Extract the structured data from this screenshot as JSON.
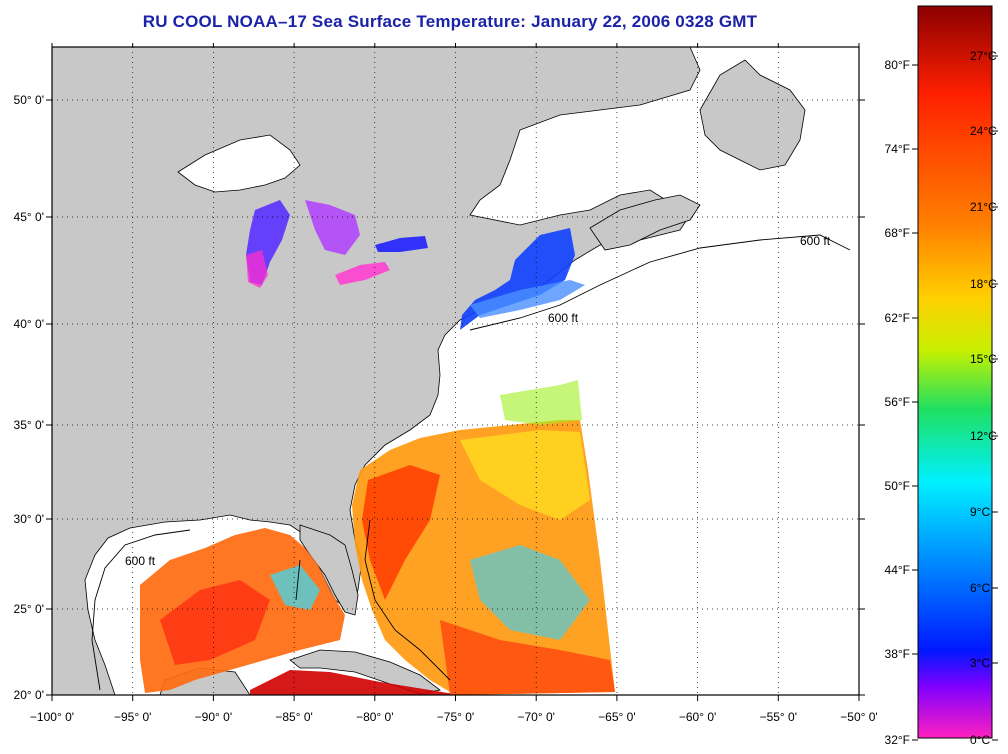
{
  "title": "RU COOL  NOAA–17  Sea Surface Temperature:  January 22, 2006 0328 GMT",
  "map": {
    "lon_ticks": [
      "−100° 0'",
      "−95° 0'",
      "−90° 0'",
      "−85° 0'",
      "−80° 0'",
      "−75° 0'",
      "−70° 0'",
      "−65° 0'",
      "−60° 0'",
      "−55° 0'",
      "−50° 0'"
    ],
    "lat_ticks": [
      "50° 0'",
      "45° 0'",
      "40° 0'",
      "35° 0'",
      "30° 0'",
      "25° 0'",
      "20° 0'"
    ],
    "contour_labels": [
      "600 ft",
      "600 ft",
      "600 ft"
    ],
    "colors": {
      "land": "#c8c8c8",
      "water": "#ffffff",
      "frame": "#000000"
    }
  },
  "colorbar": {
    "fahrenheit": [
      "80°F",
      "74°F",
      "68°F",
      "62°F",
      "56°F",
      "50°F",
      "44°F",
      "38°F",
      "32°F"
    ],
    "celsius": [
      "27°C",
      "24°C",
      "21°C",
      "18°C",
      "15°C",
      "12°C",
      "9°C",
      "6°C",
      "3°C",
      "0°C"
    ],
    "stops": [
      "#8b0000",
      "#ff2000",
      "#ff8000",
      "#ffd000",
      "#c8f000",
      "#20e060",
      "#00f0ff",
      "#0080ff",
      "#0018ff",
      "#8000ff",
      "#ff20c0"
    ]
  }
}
• • • • • • •
# WHAT THE EXERCISE ASKS:
Your copy should repeat each entry above exactly but contain no pictures.

# FINAL RESULT:
Extract the structured data from this screenshot as JSON.
{
  "title": "RU COOL  NOAA–17  Sea Surface Temperature:  January 22, 2006 0328 GMT",
  "map": {
    "lon_ticks": [
      "−100° 0'",
      "−95° 0'",
      "−90° 0'",
      "−85° 0'",
      "−80° 0'",
      "−75° 0'",
      "−70° 0'",
      "−65° 0'",
      "−60° 0'",
      "−55° 0'",
      "−50° 0'"
    ],
    "lat_ticks": [
      "50° 0'",
      "45° 0'",
      "40° 0'",
      "35° 0'",
      "30° 0'",
      "25° 0'",
      "20° 0'"
    ],
    "contour_labels": [
      "600 ft",
      "600 ft",
      "600 ft"
    ],
    "colors": {
      "land": "#c8c8c8",
      "water": "#ffffff",
      "frame": "#000000"
    }
  },
  "colorbar": {
    "fahrenheit": [
      "80°F",
      "74°F",
      "68°F",
      "62°F",
      "56°F",
      "50°F",
      "44°F",
      "38°F",
      "32°F"
    ],
    "celsius": [
      "27°C",
      "24°C",
      "21°C",
      "18°C",
      "15°C",
      "12°C",
      "9°C",
      "6°C",
      "3°C",
      "0°C"
    ],
    "stops": [
      "#8b0000",
      "#ff2000",
      "#ff8000",
      "#ffd000",
      "#c8f000",
      "#20e060",
      "#00f0ff",
      "#0080ff",
      "#0018ff",
      "#8000ff",
      "#ff20c0"
    ]
  }
}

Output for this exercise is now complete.